--- Start ---

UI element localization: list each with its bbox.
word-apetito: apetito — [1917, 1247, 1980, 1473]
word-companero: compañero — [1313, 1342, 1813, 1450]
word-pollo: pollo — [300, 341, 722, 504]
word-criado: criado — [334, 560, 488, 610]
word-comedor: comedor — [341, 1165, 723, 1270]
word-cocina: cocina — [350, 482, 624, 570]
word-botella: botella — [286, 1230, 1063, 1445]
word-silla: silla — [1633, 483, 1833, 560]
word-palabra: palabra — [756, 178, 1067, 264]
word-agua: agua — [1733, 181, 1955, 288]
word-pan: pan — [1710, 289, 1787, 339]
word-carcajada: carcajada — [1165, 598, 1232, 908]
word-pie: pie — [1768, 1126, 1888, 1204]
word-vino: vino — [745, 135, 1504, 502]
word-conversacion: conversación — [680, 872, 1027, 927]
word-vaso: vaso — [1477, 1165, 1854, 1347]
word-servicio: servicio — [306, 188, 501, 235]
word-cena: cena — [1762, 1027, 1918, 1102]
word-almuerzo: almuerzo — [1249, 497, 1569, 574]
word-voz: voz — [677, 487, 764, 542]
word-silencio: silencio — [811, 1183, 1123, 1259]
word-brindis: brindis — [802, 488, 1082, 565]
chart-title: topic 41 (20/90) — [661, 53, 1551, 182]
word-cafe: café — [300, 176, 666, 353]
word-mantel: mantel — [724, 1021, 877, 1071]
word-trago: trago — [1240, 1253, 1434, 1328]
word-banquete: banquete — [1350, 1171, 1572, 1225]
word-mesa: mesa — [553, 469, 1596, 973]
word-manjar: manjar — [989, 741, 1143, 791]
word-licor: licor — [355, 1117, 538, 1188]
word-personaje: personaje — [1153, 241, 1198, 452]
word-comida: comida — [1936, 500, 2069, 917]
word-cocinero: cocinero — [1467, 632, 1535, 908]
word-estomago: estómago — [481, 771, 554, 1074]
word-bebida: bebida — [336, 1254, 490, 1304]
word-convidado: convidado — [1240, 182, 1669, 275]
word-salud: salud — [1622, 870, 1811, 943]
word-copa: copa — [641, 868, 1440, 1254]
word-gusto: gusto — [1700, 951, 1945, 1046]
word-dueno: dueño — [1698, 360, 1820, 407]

--- End ---

◆ BRIEF: Copy the data above word for word.

◆ RESPONSE TO THIS TASK:
UI element localization: list each with its bbox.
word-apetito: apetito — [1917, 1247, 1980, 1473]
word-companero: compañero — [1313, 1342, 1813, 1450]
word-pollo: pollo — [300, 341, 722, 504]
word-criado: criado — [334, 560, 488, 610]
word-comedor: comedor — [341, 1165, 723, 1270]
word-cocina: cocina — [350, 482, 624, 570]
word-botella: botella — [286, 1230, 1063, 1445]
word-silla: silla — [1633, 483, 1833, 560]
word-palabra: palabra — [756, 178, 1067, 264]
word-agua: agua — [1733, 181, 1955, 288]
word-pan: pan — [1710, 289, 1787, 339]
word-carcajada: carcajada — [1165, 598, 1232, 908]
word-pie: pie — [1768, 1126, 1888, 1204]
word-vino: vino — [745, 135, 1504, 502]
word-conversacion: conversación — [680, 872, 1027, 927]
word-vaso: vaso — [1477, 1165, 1854, 1347]
word-servicio: servicio — [306, 188, 501, 235]
word-cena: cena — [1762, 1027, 1918, 1102]
word-almuerzo: almuerzo — [1249, 497, 1569, 574]
word-voz: voz — [677, 487, 764, 542]
word-silencio: silencio — [811, 1183, 1123, 1259]
word-brindis: brindis — [802, 488, 1082, 565]
chart-title: topic 41 (20/90) — [661, 53, 1551, 182]
word-cafe: café — [300, 176, 666, 353]
word-mantel: mantel — [724, 1021, 877, 1071]
word-trago: trago — [1240, 1253, 1434, 1328]
word-banquete: banquete — [1350, 1171, 1572, 1225]
word-mesa: mesa — [553, 469, 1596, 973]
word-manjar: manjar — [989, 741, 1143, 791]
word-licor: licor — [355, 1117, 538, 1188]
word-personaje: personaje — [1153, 241, 1198, 452]
word-comida: comida — [1936, 500, 2069, 917]
word-cocinero: cocinero — [1467, 632, 1535, 908]
word-estomago: estómago — [481, 771, 554, 1074]
word-bebida: bebida — [336, 1254, 490, 1304]
word-convidado: convidado — [1240, 182, 1669, 275]
word-salud: salud — [1622, 870, 1811, 943]
word-copa: copa — [641, 868, 1440, 1254]
word-gusto: gusto — [1700, 951, 1945, 1046]
word-dueno: dueño — [1698, 360, 1820, 407]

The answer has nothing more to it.